Prompt =
Write out each line beneath this one exactly as it reads.

[A block of data]
○ ○ ○ ○ ○ ○ ○

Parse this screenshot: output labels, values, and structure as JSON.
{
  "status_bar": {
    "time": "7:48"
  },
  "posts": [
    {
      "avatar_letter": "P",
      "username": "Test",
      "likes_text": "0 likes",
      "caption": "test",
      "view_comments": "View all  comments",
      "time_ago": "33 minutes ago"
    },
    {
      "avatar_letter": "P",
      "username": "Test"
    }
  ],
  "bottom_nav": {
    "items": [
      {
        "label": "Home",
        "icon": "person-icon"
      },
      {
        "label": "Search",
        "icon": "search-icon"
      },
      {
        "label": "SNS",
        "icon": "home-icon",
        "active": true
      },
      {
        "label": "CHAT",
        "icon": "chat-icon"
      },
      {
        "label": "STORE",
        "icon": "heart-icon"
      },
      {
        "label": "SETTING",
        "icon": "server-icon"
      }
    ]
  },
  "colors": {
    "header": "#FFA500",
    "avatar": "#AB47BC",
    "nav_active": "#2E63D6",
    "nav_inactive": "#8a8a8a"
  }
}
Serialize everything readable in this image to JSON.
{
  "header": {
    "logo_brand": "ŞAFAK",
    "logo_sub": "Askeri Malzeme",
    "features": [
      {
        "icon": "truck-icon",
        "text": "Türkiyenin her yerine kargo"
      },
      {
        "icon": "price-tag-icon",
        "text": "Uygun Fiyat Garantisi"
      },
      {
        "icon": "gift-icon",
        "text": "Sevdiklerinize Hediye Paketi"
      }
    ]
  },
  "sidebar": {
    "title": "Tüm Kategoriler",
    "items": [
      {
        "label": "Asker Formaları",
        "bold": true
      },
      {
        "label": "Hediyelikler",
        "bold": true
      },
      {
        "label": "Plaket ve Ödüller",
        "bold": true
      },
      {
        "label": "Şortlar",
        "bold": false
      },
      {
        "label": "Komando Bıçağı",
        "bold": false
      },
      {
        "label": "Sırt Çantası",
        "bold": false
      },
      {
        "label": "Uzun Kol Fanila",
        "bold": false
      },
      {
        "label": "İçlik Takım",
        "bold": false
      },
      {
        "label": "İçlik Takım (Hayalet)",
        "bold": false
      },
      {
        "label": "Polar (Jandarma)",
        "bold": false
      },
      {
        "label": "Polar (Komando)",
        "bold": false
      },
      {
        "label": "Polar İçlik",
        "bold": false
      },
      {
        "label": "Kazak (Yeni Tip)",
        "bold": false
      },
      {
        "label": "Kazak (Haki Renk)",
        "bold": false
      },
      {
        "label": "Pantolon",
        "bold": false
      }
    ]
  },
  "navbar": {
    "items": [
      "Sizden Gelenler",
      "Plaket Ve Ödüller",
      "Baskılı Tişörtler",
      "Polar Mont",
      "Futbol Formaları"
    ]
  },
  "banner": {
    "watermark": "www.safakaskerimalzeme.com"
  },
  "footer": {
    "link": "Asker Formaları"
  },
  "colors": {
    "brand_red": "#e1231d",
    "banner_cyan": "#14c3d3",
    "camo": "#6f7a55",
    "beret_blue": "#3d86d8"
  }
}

○ ○ ○ ○ ○ ○ ○

Exercise result =
Parse this screenshot: output labels, values, and structure as JSON.
{
  "status_bar": {
    "time": "7:48"
  },
  "posts": [
    {
      "avatar_letter": "P",
      "username": "Test",
      "likes_text": "0 likes",
      "caption": "test",
      "view_comments": "View all  comments",
      "time_ago": "33 minutes ago"
    },
    {
      "avatar_letter": "P",
      "username": "Test"
    }
  ],
  "bottom_nav": {
    "items": [
      {
        "label": "Home",
        "icon": "person-icon"
      },
      {
        "label": "Search",
        "icon": "search-icon"
      },
      {
        "label": "SNS",
        "icon": "home-icon",
        "active": true
      },
      {
        "label": "CHAT",
        "icon": "chat-icon"
      },
      {
        "label": "STORE",
        "icon": "heart-icon"
      },
      {
        "label": "SETTING",
        "icon": "server-icon"
      }
    ]
  },
  "colors": {
    "header": "#FFA500",
    "avatar": "#AB47BC",
    "nav_active": "#2E63D6",
    "nav_inactive": "#8a8a8a"
  }
}
Serialize everything readable in this image to JSON.
{
  "header": {
    "logo_brand": "ŞAFAK",
    "logo_sub": "Askeri Malzeme",
    "features": [
      {
        "icon": "truck-icon",
        "text": "Türkiyenin her yerine kargo"
      },
      {
        "icon": "price-tag-icon",
        "text": "Uygun Fiyat Garantisi"
      },
      {
        "icon": "gift-icon",
        "text": "Sevdiklerinize Hediye Paketi"
      }
    ]
  },
  "sidebar": {
    "title": "Tüm Kategoriler",
    "items": [
      {
        "label": "Asker Formaları",
        "bold": true
      },
      {
        "label": "Hediyelikler",
        "bold": true
      },
      {
        "label": "Plaket ve Ödüller",
        "bold": true
      },
      {
        "label": "Şortlar",
        "bold": false
      },
      {
        "label": "Komando Bıçağı",
        "bold": false
      },
      {
        "label": "Sırt Çantası",
        "bold": false
      },
      {
        "label": "Uzun Kol Fanila",
        "bold": false
      },
      {
        "label": "İçlik Takım",
        "bold": false
      },
      {
        "label": "İçlik Takım (Hayalet)",
        "bold": false
      },
      {
        "label": "Polar (Jandarma)",
        "bold": false
      },
      {
        "label": "Polar (Komando)",
        "bold": false
      },
      {
        "label": "Polar İçlik",
        "bold": false
      },
      {
        "label": "Kazak (Yeni Tip)",
        "bold": false
      },
      {
        "label": "Kazak (Haki Renk)",
        "bold": false
      },
      {
        "label": "Pantolon",
        "bold": false
      }
    ]
  },
  "navbar": {
    "items": [
      "Sizden Gelenler",
      "Plaket Ve Ödüller",
      "Baskılı Tişörtler",
      "Polar Mont",
      "Futbol Formaları"
    ]
  },
  "banner": {
    "watermark": "www.safakaskerimalzeme.com"
  },
  "footer": {
    "link": "Asker Formaları"
  },
  "colors": {
    "brand_red": "#e1231d",
    "banner_cyan": "#14c3d3",
    "camo": "#6f7a55",
    "beret_blue": "#3d86d8"
  }
}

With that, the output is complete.